▶ **Extracted data entries**:

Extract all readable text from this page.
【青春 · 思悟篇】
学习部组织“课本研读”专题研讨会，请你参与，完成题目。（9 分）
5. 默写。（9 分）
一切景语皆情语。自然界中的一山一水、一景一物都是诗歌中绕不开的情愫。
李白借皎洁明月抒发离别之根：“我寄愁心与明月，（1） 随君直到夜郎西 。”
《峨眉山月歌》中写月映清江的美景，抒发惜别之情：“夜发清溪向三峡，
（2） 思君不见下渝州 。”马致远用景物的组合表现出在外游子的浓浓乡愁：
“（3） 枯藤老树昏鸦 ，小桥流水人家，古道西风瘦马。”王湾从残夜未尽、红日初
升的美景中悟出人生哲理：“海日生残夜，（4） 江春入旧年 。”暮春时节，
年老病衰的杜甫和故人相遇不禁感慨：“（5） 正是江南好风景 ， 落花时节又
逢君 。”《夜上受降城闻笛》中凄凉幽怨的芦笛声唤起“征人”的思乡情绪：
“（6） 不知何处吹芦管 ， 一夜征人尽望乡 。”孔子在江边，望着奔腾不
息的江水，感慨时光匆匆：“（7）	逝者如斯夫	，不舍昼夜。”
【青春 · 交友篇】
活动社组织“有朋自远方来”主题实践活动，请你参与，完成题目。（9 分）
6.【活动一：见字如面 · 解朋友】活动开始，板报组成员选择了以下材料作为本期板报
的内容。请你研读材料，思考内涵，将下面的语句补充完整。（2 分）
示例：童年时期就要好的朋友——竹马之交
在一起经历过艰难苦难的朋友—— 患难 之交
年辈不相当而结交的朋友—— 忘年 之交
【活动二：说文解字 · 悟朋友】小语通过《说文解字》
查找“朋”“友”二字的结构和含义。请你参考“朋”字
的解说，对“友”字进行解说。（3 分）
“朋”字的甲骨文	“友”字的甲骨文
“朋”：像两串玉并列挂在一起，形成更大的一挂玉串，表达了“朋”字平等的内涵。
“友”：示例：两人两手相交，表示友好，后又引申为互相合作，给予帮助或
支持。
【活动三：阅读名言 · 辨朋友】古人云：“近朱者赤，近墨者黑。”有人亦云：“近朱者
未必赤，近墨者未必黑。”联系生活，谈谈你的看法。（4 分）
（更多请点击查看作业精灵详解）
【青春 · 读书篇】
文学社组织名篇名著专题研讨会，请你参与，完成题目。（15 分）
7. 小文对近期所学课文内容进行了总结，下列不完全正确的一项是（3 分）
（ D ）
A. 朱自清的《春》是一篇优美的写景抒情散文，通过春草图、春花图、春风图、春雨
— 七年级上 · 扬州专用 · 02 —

▶ **Task**: Reproduce every line of the material above exactly.

▶ **Response**:
Extract all readable text from this page.
【青春 · 思悟篇】
学习部组织“课本研读”专题研讨会，请你参与，完成题目。（9 分）
5. 默写。（9 分）
一切景语皆情语。自然界中的一山一水、一景一物都是诗歌中绕不开的情愫。
李白借皎洁明月抒发离别之根：“我寄愁心与明月，（1） 随君直到夜郎西 。”
《峨眉山月歌》中写月映清江的美景，抒发惜别之情：“夜发清溪向三峡，
（2） 思君不见下渝州 。”马致远用景物的组合表现出在外游子的浓浓乡愁：
“（3） 枯藤老树昏鸦 ，小桥流水人家，古道西风瘦马。”王湾从残夜未尽、红日初
升的美景中悟出人生哲理：“海日生残夜，（4） 江春入旧年 。”暮春时节，
年老病衰的杜甫和故人相遇不禁感慨：“（5） 正是江南好风景 ， 落花时节又
逢君 。”《夜上受降城闻笛》中凄凉幽怨的芦笛声唤起“征人”的思乡情绪：
“（6） 不知何处吹芦管 ， 一夜征人尽望乡 。”孔子在江边，望着奔腾不
息的江水，感慨时光匆匆：“（7）	逝者如斯夫	，不舍昼夜。”
【青春 · 交友篇】
活动社组织“有朋自远方来”主题实践活动，请你参与，完成题目。（9 分）
6.【活动一：见字如面 · 解朋友】活动开始，板报组成员选择了以下材料作为本期板报
的内容。请你研读材料，思考内涵，将下面的语句补充完整。（2 分）
示例：童年时期就要好的朋友——竹马之交
在一起经历过艰难苦难的朋友—— 患难 之交
年辈不相当而结交的朋友—— 忘年 之交
【活动二：说文解字 · 悟朋友】小语通过《说文解字》
查找“朋”“友”二字的结构和含义。请你参考“朋”字
的解说，对“友”字进行解说。（3 分）
“朋”字的甲骨文	“友”字的甲骨文
“朋”：像两串玉并列挂在一起，形成更大的一挂玉串，表达了“朋”字平等的内涵。
“友”：示例：两人两手相交，表示友好，后又引申为互相合作，给予帮助或
支持。
【活动三：阅读名言 · 辨朋友】古人云：“近朱者赤，近墨者黑。”有人亦云：“近朱者
未必赤，近墨者未必黑。”联系生活，谈谈你的看法。（4 分）
（更多请点击查看作业精灵详解）
【青春 · 读书篇】
文学社组织名篇名著专题研讨会，请你参与，完成题目。（15 分）
7. 小文对近期所学课文内容进行了总结，下列不完全正确的一项是（3 分）
（ D ）
A. 朱自清的《春》是一篇优美的写景抒情散文，通过春草图、春花图、春风图、春雨
— 七年级上 · 扬州专用 · 02 —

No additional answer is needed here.